▶ **STATED EXERCISE 1**:
Pick out every line in the records below that contains the string "removal", matching case exactly.

▶ **PAGE EXTRACT**:

[BEGIN]

The Fairford stained glass is a set of 28 pre-Reformation stained glass windows located in St Mary's Church, Fairford, Gloucestershire. The medieval stained glass panes are of national historical and architectural importance as they constitute what is "probably the most complete set of medieval stained glass in Britain" consisting of 28 windows displaying biblical scenes. They were added after the church had been rebuilt by the wealthy wool merchant John Tame (c.1430–1500). The glass was made between 1500 and 1517 under the instructions of his son, Edward Tame.

The panes were once known as an example of Netherlandish-style glass painting, however they are now attributed to the Flemish glazier Barnard Flower (d.1517), glazier to King Henry VII (1485–1509), and according to some sources, also to John Thornton of Coventry and Galyon Hone. Several sources indicate that the overall design windows can probably be credited to Richard Fox, Bishop of Durham, later of Winchester.

[END]

▶ **MATERIAL FOR THE TASK**:
[BEGIN]

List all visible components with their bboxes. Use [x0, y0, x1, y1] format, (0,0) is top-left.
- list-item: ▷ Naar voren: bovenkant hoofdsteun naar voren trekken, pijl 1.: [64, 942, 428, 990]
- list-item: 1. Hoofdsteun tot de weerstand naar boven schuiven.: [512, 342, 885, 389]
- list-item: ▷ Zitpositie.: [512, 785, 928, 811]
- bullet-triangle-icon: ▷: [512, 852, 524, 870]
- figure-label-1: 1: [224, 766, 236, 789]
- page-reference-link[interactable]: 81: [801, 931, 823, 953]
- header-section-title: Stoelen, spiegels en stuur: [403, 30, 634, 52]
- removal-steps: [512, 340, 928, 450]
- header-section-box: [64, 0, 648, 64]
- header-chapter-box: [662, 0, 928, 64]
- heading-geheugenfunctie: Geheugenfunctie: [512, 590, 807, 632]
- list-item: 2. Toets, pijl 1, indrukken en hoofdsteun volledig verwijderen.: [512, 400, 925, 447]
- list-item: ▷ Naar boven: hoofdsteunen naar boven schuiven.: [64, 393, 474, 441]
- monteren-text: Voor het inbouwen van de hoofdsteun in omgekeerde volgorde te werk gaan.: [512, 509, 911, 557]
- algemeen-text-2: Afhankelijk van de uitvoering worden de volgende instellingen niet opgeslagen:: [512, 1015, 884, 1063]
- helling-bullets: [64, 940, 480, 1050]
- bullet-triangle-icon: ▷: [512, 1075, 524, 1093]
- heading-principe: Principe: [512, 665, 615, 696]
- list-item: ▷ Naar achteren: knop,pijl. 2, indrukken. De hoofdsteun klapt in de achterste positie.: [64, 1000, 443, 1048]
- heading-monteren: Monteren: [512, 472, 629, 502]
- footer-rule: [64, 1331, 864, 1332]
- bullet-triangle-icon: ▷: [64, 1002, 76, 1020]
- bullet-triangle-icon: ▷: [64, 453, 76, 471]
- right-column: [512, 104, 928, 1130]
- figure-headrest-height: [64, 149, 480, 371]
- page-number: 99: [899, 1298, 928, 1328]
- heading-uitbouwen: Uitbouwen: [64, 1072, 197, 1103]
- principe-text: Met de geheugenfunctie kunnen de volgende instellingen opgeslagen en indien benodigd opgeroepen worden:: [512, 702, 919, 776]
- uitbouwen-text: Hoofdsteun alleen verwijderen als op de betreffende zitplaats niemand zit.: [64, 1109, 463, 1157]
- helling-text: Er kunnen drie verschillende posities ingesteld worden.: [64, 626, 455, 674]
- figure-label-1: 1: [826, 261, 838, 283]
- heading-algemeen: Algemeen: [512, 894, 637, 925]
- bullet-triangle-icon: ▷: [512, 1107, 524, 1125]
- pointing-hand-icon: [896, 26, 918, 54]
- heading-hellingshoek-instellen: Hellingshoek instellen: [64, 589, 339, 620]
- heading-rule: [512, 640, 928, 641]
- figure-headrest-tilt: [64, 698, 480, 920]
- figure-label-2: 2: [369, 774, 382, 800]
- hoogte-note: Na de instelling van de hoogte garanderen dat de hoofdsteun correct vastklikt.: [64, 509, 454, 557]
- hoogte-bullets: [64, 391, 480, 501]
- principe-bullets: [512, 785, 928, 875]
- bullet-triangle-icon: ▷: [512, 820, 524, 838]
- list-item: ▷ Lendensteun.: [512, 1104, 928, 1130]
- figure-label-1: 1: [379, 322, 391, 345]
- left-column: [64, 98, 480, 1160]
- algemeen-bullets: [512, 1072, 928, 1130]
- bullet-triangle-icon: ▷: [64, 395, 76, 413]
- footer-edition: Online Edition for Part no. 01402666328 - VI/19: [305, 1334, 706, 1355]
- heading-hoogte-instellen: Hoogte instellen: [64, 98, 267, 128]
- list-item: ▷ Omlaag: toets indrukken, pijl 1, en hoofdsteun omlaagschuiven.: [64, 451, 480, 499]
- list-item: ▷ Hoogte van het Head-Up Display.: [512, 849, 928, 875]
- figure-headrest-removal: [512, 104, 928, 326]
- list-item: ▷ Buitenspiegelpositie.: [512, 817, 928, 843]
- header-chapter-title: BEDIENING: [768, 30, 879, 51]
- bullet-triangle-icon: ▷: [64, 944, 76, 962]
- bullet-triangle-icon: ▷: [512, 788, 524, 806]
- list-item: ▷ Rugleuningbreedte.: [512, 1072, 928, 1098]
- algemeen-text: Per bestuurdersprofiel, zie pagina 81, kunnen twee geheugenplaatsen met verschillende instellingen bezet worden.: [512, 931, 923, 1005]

[END]

▶ **STATED EXERCISE 2**:
Reproduce the passage on the Fairford stained glass above, from "The panes were" up to and including "later of Winchester.".

▶ **RESULT 1**:
- removal-steps: [512, 340, 928, 450]
- figure-headrest-removal: [512, 104, 928, 326]

▶ **RESULT 2**:
The panes were once known as an example of Netherlandish-style glass painting, however they are now attributed to the Flemish glazier Barnard Flower (d.1517), glazier to King Henry VII (1485–1509), and according to some sources, also to John Thornton of Coventry and Galyon Hone. Several sources indicate that the overall design windows can probably be credited to Richard Fox, Bishop of Durham, later of Winchester.